> What the exercise asks: In the listing that follows, count the lines holding the word "پژوهش" and report only that number.

=== Record list ===

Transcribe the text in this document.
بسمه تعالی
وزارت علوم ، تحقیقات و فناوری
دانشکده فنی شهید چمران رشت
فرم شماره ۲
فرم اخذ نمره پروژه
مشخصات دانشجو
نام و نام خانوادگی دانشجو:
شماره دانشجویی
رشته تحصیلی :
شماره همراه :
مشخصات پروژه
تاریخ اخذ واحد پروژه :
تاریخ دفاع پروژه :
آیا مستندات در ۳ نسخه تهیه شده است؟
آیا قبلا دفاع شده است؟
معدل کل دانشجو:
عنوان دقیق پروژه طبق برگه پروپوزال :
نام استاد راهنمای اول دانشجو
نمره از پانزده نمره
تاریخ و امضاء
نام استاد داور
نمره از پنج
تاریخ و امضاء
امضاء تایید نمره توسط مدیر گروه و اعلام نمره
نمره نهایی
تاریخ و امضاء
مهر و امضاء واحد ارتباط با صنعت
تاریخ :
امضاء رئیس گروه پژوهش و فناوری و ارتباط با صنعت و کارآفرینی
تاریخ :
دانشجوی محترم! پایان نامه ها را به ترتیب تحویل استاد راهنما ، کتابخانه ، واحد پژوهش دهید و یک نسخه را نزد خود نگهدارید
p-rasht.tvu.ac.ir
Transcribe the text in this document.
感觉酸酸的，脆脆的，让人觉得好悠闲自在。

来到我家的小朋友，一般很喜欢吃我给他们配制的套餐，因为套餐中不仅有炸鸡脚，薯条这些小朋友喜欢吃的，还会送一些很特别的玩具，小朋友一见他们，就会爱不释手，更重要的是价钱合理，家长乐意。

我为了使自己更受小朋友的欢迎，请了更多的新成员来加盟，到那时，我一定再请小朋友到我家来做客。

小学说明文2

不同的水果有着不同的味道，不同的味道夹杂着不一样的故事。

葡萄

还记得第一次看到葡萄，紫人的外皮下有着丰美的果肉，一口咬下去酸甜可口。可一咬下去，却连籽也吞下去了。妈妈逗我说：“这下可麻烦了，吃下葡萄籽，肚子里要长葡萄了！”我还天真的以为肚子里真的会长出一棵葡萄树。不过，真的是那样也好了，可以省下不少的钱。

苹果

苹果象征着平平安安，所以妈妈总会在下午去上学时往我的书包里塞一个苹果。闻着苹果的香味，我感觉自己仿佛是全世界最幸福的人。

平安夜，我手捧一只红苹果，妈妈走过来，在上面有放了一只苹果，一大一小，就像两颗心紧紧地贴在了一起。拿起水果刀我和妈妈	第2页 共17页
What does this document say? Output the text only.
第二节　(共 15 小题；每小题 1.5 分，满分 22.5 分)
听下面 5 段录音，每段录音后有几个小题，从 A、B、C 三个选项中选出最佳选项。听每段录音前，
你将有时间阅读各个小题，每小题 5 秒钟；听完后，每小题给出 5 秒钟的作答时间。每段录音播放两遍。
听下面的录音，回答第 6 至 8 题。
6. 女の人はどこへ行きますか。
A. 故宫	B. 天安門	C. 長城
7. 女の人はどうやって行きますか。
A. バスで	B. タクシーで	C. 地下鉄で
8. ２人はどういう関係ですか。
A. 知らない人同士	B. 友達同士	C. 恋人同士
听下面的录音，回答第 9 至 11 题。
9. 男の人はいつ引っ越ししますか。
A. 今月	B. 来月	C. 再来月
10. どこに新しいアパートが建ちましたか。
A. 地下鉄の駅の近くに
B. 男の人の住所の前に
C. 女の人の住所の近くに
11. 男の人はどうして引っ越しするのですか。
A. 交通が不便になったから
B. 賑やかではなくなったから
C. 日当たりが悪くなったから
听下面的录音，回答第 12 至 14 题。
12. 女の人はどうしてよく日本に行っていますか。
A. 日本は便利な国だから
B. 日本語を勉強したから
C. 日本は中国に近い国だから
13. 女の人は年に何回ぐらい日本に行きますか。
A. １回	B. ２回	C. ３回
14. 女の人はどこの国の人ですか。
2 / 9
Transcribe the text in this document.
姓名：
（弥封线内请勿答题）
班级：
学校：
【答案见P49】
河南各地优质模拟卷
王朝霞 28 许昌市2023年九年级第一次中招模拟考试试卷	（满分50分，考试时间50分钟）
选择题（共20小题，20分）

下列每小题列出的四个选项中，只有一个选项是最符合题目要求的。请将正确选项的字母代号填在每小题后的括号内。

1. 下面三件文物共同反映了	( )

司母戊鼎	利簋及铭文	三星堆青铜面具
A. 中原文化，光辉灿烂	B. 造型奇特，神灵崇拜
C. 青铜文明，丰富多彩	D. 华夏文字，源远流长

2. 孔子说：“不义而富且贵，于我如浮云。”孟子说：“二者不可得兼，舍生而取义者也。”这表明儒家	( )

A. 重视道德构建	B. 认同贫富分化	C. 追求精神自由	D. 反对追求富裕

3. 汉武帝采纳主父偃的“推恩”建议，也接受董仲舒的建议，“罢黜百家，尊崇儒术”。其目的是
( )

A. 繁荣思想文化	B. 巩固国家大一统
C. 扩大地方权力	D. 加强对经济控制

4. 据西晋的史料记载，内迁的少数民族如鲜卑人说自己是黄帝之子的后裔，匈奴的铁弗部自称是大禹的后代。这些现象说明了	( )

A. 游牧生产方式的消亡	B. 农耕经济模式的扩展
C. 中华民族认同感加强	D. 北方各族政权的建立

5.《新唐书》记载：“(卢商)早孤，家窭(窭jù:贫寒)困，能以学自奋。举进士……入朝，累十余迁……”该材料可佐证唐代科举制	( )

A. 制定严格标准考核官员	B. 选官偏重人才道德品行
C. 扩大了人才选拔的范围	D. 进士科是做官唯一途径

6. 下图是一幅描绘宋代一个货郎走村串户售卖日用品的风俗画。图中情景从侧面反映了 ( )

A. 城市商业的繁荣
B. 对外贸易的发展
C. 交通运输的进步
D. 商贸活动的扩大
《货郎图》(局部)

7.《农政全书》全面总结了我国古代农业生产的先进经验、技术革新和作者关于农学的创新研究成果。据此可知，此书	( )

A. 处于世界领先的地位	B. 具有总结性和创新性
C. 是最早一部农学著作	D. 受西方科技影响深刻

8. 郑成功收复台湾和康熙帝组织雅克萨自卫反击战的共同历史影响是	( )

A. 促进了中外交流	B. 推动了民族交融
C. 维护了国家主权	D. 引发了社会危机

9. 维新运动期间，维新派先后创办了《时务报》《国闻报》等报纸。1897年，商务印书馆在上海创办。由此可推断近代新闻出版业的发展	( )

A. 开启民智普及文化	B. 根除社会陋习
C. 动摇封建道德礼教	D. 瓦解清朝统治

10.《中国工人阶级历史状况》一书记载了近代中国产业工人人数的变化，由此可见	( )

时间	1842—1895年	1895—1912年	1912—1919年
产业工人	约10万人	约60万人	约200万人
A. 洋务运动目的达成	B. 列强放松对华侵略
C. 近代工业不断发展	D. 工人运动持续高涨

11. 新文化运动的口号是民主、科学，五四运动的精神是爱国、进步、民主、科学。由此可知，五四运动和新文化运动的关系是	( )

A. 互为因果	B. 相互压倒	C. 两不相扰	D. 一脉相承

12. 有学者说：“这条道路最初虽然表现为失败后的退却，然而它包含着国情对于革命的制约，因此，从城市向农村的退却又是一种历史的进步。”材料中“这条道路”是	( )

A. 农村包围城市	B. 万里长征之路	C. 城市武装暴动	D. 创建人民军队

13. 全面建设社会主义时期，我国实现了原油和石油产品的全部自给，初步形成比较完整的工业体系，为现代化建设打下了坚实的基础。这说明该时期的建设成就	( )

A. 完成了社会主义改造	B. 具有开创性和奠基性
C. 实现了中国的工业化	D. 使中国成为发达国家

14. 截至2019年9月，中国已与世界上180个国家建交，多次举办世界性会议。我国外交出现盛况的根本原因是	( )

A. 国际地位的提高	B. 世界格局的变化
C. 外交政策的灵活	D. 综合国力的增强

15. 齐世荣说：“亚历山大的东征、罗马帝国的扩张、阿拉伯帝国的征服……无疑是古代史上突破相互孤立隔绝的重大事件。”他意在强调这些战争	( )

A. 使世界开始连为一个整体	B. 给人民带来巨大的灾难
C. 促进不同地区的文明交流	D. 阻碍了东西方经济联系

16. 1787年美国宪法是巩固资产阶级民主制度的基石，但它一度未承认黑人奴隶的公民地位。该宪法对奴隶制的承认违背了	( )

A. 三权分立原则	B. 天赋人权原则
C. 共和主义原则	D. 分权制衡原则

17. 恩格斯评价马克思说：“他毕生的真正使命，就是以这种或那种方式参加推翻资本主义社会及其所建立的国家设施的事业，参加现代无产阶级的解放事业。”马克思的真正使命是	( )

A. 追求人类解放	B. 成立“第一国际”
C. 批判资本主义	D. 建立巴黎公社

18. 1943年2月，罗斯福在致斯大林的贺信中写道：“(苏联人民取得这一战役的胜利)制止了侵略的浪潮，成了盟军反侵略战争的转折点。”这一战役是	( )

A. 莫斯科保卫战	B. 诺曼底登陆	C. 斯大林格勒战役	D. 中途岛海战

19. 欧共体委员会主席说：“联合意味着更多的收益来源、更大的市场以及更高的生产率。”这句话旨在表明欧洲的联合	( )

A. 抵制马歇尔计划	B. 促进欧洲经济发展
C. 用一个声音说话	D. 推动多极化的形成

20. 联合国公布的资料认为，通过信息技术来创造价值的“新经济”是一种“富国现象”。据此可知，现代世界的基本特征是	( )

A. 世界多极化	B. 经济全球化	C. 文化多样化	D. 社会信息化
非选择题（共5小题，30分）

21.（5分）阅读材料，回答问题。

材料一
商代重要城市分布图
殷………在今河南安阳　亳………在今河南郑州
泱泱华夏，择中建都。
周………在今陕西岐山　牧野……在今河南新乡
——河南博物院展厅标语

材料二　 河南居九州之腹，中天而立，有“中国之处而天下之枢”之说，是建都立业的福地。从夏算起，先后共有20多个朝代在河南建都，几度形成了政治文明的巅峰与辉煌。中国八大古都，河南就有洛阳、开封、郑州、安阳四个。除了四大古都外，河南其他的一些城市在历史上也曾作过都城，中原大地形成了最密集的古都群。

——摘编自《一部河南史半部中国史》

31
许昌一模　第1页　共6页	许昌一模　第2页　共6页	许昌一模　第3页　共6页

===

> Exercise output: 2